### DIRECTION
Transcribe the entries that follow, word for word.

### EXTRACTED ENTRIES
★ ★ ★ ★ ★
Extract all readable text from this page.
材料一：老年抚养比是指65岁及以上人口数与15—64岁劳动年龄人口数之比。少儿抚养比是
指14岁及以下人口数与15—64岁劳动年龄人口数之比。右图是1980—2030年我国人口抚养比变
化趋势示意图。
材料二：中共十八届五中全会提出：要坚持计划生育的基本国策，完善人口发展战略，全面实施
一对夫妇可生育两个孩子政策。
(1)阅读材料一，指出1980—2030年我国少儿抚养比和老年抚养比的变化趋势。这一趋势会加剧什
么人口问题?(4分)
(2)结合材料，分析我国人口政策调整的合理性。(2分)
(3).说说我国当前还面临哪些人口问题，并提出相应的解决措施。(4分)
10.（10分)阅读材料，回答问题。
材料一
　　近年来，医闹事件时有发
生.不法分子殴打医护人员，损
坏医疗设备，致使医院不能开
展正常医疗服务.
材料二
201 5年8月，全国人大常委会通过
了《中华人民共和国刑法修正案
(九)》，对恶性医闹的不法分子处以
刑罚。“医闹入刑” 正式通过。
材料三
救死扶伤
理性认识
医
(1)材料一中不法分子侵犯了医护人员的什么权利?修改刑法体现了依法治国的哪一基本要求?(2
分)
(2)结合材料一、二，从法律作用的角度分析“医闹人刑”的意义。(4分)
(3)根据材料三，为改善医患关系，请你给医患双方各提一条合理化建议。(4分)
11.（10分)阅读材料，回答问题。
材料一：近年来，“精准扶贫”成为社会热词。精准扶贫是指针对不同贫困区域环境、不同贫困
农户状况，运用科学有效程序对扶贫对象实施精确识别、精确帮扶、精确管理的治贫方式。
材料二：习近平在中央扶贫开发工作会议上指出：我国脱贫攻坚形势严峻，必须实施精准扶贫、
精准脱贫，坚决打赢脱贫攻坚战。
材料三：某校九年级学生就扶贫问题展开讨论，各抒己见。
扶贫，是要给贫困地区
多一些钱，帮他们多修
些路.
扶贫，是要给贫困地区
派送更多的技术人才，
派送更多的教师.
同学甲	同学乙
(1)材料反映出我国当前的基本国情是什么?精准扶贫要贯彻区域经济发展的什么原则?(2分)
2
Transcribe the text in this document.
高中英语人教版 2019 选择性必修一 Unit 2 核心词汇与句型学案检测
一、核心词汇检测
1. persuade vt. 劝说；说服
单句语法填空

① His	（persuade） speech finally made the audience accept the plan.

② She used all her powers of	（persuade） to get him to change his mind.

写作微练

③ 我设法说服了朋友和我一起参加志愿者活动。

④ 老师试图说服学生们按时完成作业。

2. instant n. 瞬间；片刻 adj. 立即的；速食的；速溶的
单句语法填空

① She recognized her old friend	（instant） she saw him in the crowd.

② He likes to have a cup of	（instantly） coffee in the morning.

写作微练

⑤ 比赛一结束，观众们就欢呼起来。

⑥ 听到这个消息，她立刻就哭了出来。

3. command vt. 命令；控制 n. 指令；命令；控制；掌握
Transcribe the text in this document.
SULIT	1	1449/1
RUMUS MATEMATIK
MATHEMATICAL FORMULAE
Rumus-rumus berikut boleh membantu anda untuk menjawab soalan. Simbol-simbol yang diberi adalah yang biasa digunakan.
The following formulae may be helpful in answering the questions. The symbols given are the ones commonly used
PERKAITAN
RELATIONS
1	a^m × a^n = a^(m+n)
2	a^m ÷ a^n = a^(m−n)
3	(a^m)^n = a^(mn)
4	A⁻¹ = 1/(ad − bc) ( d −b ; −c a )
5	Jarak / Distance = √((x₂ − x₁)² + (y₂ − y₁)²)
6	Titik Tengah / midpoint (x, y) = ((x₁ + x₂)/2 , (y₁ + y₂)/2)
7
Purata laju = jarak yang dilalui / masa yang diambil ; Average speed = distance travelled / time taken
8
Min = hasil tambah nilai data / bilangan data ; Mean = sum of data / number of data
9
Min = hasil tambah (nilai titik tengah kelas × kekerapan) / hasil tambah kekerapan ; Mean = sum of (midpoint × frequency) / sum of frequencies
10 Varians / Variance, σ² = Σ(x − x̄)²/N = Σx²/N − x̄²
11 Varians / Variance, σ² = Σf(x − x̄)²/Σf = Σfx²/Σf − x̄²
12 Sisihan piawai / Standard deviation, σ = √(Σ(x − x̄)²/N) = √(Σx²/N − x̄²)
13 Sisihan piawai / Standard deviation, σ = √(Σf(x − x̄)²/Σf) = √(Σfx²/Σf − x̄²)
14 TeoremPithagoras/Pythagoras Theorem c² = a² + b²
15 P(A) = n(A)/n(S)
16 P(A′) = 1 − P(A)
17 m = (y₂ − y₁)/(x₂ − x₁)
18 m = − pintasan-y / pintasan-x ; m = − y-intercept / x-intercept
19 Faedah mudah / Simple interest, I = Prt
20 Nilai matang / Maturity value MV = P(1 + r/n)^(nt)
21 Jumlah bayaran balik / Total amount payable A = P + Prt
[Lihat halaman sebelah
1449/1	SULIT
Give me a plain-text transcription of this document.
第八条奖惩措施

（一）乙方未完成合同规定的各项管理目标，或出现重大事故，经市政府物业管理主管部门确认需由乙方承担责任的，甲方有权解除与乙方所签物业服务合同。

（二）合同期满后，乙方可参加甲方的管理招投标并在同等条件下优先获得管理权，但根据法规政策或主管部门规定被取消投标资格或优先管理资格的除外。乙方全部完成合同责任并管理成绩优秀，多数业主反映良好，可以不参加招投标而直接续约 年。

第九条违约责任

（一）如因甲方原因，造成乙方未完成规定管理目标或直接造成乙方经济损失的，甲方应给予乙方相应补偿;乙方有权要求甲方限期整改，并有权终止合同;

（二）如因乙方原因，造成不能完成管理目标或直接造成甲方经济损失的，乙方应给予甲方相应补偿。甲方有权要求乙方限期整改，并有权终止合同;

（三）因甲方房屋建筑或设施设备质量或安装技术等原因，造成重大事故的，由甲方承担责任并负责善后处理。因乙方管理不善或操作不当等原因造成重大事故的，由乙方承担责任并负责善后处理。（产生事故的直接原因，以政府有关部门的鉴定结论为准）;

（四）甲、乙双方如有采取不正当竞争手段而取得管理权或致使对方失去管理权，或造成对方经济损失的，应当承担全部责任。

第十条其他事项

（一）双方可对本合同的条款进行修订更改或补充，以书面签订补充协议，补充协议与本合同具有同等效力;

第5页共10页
★ ★ ★ ★ ★
### ANSWER IN FULL
Extract all readable text from this page.
材料一：老年抚养比是指65岁及以上人口数与15—64岁劳动年龄人口数之比。少儿抚养比是
指14岁及以下人口数与15—64岁劳动年龄人口数之比。右图是1980—2030年我国人口抚养比变
化趋势示意图。
材料二：中共十八届五中全会提出：要坚持计划生育的基本国策，完善人口发展战略，全面实施
一对夫妇可生育两个孩子政策。
(1)阅读材料一，指出1980—2030年我国少儿抚养比和老年抚养比的变化趋势。这一趋势会加剧什
么人口问题?(4分)
(2)结合材料，分析我国人口政策调整的合理性。(2分)
(3).说说我国当前还面临哪些人口问题，并提出相应的解决措施。(4分)
10.（10分)阅读材料，回答问题。
材料一
　　近年来，医闹事件时有发
生.不法分子殴打医护人员，损
坏医疗设备，致使医院不能开
展正常医疗服务.
材料二
201 5年8月，全国人大常委会通过
了《中华人民共和国刑法修正案
(九)》，对恶性医闹的不法分子处以
刑罚。“医闹入刑” 正式通过。
材料三
救死扶伤
理性认识
医
(1)材料一中不法分子侵犯了医护人员的什么权利?修改刑法体现了依法治国的哪一基本要求?(2
分)
(2)结合材料一、二，从法律作用的角度分析“医闹人刑”的意义。(4分)
(3)根据材料三，为改善医患关系，请你给医患双方各提一条合理化建议。(4分)
11.（10分)阅读材料，回答问题。
材料一：近年来，“精准扶贫”成为社会热词。精准扶贫是指针对不同贫困区域环境、不同贫困
农户状况，运用科学有效程序对扶贫对象实施精确识别、精确帮扶、精确管理的治贫方式。
材料二：习近平在中央扶贫开发工作会议上指出：我国脱贫攻坚形势严峻，必须实施精准扶贫、
精准脱贫，坚决打赢脱贫攻坚战。
材料三：某校九年级学生就扶贫问题展开讨论，各抒己见。
扶贫，是要给贫困地区
多一些钱，帮他们多修
些路.
扶贫，是要给贫困地区
派送更多的技术人才，
派送更多的教师.
同学甲	同学乙
(1)材料反映出我国当前的基本国情是什么?精准扶贫要贯彻区域经济发展的什么原则?(2分)
2
Transcribe the text in this document.
高中英语人教版 2019 选择性必修一 Unit 2 核心词汇与句型学案检测
一、核心词汇检测
1. persuade vt. 劝说；说服
单句语法填空

① His	（persuade） speech finally made the audience accept the plan.

② She used all her powers of	（persuade） to get him to change his mind.

写作微练

③ 我设法说服了朋友和我一起参加志愿者活动。

④ 老师试图说服学生们按时完成作业。

2. instant n. 瞬间；片刻 adj. 立即的；速食的；速溶的
单句语法填空

① She recognized her old friend	（instant） she saw him in the crowd.

② He likes to have a cup of	（instantly） coffee in the morning.

写作微练

⑤ 比赛一结束，观众们就欢呼起来。

⑥ 听到这个消息，她立刻就哭了出来。

3. command vt. 命令；控制 n. 指令；命令；控制；掌握
Transcribe the text in this document.
SULIT	1	1449/1
RUMUS MATEMATIK
MATHEMATICAL FORMULAE
Rumus-rumus berikut boleh membantu anda untuk menjawab soalan. Simbol-simbol yang diberi adalah yang biasa digunakan.
The following formulae may be helpful in answering the questions. The symbols given are the ones commonly used
PERKAITAN
RELATIONS
1	a^m × a^n = a^(m+n)
2	a^m ÷ a^n = a^(m−n)
3	(a^m)^n = a^(mn)
4	A⁻¹ = 1/(ad − bc) ( d −b ; −c a )
5	Jarak / Distance = √((x₂ − x₁)² + (y₂ − y₁)²)
6	Titik Tengah / midpoint (x, y) = ((x₁ + x₂)/2 , (y₁ + y₂)/2)
7
Purata laju = jarak yang dilalui / masa yang diambil ; Average speed = distance travelled / time taken
8
Min = hasil tambah nilai data / bilangan data ; Mean = sum of data / number of data
9
Min = hasil tambah (nilai titik tengah kelas × kekerapan) / hasil tambah kekerapan ; Mean = sum of (midpoint × frequency) / sum of frequencies
10 Varians / Variance, σ² = Σ(x − x̄)²/N = Σx²/N − x̄²
11 Varians / Variance, σ² = Σf(x − x̄)²/Σf = Σfx²/Σf − x̄²
12 Sisihan piawai / Standard deviation, σ = √(Σ(x − x̄)²/N) = √(Σx²/N − x̄²)
13 Sisihan piawai / Standard deviation, σ = √(Σf(x − x̄)²/Σf) = √(Σfx²/Σf − x̄²)
14 TeoremPithagoras/Pythagoras Theorem c² = a² + b²
15 P(A) = n(A)/n(S)
16 P(A′) = 1 − P(A)
17 m = (y₂ − y₁)/(x₂ − x₁)
18 m = − pintasan-y / pintasan-x ; m = − y-intercept / x-intercept
19 Faedah mudah / Simple interest, I = Prt
20 Nilai matang / Maturity value MV = P(1 + r/n)^(nt)
21 Jumlah bayaran balik / Total amount payable A = P + Prt
[Lihat halaman sebelah
1449/1	SULIT
Give me a plain-text transcription of this document.
第八条奖惩措施

（一）乙方未完成合同规定的各项管理目标，或出现重大事故，经市政府物业管理主管部门确认需由乙方承担责任的，甲方有权解除与乙方所签物业服务合同。

（二）合同期满后，乙方可参加甲方的管理招投标并在同等条件下优先获得管理权，但根据法规政策或主管部门规定被取消投标资格或优先管理资格的除外。乙方全部完成合同责任并管理成绩优秀，多数业主反映良好，可以不参加招投标而直接续约 年。

第九条违约责任

（一）如因甲方原因，造成乙方未完成规定管理目标或直接造成乙方经济损失的，甲方应给予乙方相应补偿;乙方有权要求甲方限期整改，并有权终止合同;

（二）如因乙方原因，造成不能完成管理目标或直接造成甲方经济损失的，乙方应给予甲方相应补偿。甲方有权要求乙方限期整改，并有权终止合同;

（三）因甲方房屋建筑或设施设备质量或安装技术等原因，造成重大事故的，由甲方承担责任并负责善后处理。因乙方管理不善或操作不当等原因造成重大事故的，由乙方承担责任并负责善后处理。（产生事故的直接原因，以政府有关部门的鉴定结论为准）;

（四）甲、乙双方如有采取不正当竞争手段而取得管理权或致使对方失去管理权，或造成对方经济损失的，应当承担全部责任。

第十条其他事项

（一）双方可对本合同的条款进行修订更改或补充，以书面签订补充协议，补充协议与本合同具有同等效力;

第5页共10页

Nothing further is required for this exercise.